::: SOURCE DATA :::

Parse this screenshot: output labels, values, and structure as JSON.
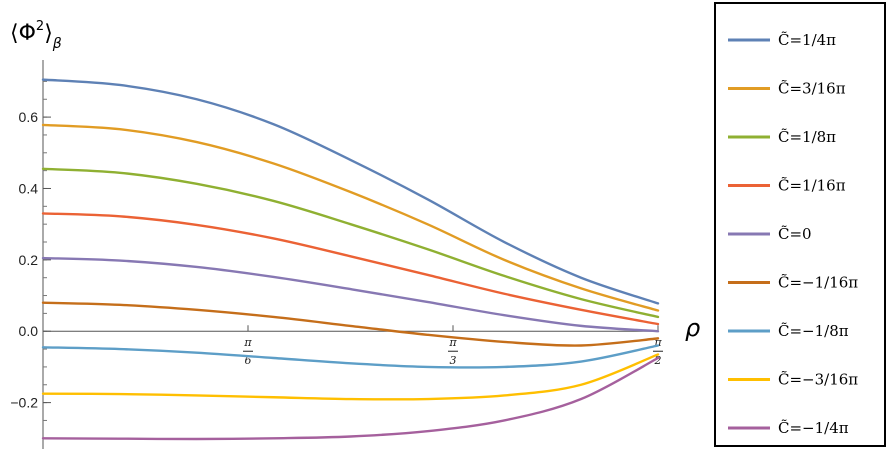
{
  "chart_data": {
    "type": "line",
    "ylabel": {
      "base": "⟨Φ",
      "sup": "2",
      "close": "⟩",
      "sub": "β"
    },
    "xlabel": "ρ",
    "xlim": [
      0,
      1.5708
    ],
    "ylim": [
      -0.33,
      0.76
    ],
    "x_ticks": [
      {
        "value": 0.5236,
        "num": "π",
        "den": "6"
      },
      {
        "value": 1.0472,
        "num": "π",
        "den": "3"
      },
      {
        "value": 1.5708,
        "num": "π",
        "den": "2"
      }
    ],
    "y_ticks": [
      {
        "value": -0.2,
        "label": "−0.2"
      },
      {
        "value": 0.0,
        "label": "0.0"
      },
      {
        "value": 0.2,
        "label": "0.2"
      },
      {
        "value": 0.4,
        "label": "0.4"
      },
      {
        "value": 0.6,
        "label": "0.6"
      }
    ],
    "x": [
      0,
      0.1963,
      0.3927,
      0.589,
      0.7854,
      0.9817,
      1.1781,
      1.3744,
      1.5708
    ],
    "series": [
      {
        "name": "C̃=1/4π",
        "color": "#5e81b5",
        "values": [
          0.705,
          0.69,
          0.65,
          0.58,
          0.48,
          0.37,
          0.25,
          0.15,
          0.078
        ]
      },
      {
        "name": "C̃=3/16π",
        "color": "#e19c24",
        "values": [
          0.578,
          0.566,
          0.53,
          0.47,
          0.39,
          0.3,
          0.2,
          0.12,
          0.058
        ]
      },
      {
        "name": "C̃=1/8π",
        "color": "#8fb032",
        "values": [
          0.455,
          0.444,
          0.413,
          0.365,
          0.3,
          0.23,
          0.155,
          0.09,
          0.04
        ]
      },
      {
        "name": "C̃=1/16π",
        "color": "#eb6235",
        "values": [
          0.33,
          0.322,
          0.298,
          0.26,
          0.21,
          0.158,
          0.105,
          0.06,
          0.02
        ]
      },
      {
        "name": "C̃=0",
        "color": "#8778b3",
        "values": [
          0.205,
          0.198,
          0.18,
          0.152,
          0.118,
          0.082,
          0.045,
          0.015,
          0.0
        ]
      },
      {
        "name": "C̃=−1/16π",
        "color": "#c56e1a",
        "values": [
          0.08,
          0.074,
          0.06,
          0.04,
          0.015,
          -0.01,
          -0.03,
          -0.04,
          -0.02
        ]
      },
      {
        "name": "C̃=−1/8π",
        "color": "#5d9ec7",
        "values": [
          -0.045,
          -0.05,
          -0.06,
          -0.075,
          -0.09,
          -0.1,
          -0.1,
          -0.085,
          -0.04
        ]
      },
      {
        "name": "C̃=−3/16π",
        "color": "#ffbf00",
        "values": [
          -0.175,
          -0.176,
          -0.18,
          -0.185,
          -0.19,
          -0.19,
          -0.18,
          -0.15,
          -0.065
        ]
      },
      {
        "name": "C̃=−1/4π",
        "color": "#a5609d",
        "values": [
          -0.3,
          -0.301,
          -0.302,
          -0.3,
          -0.295,
          -0.28,
          -0.25,
          -0.19,
          -0.075
        ]
      }
    ],
    "legend": "right",
    "grid": false
  }
}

:::

EXERCISE:
Pull out every line of the records above that contains the word "color".

SOLUTION TO THE PROBLEM:
        "color": "#5e81b5",
        "color": "#e19c24",
        "color": "#8fb032",
        "color": "#eb6235",
        "color": "#8778b3",
        "color": "#c56e1a",
        "color": "#5d9ec7",
        "color": "#ffbf00",
        "color": "#a5609d",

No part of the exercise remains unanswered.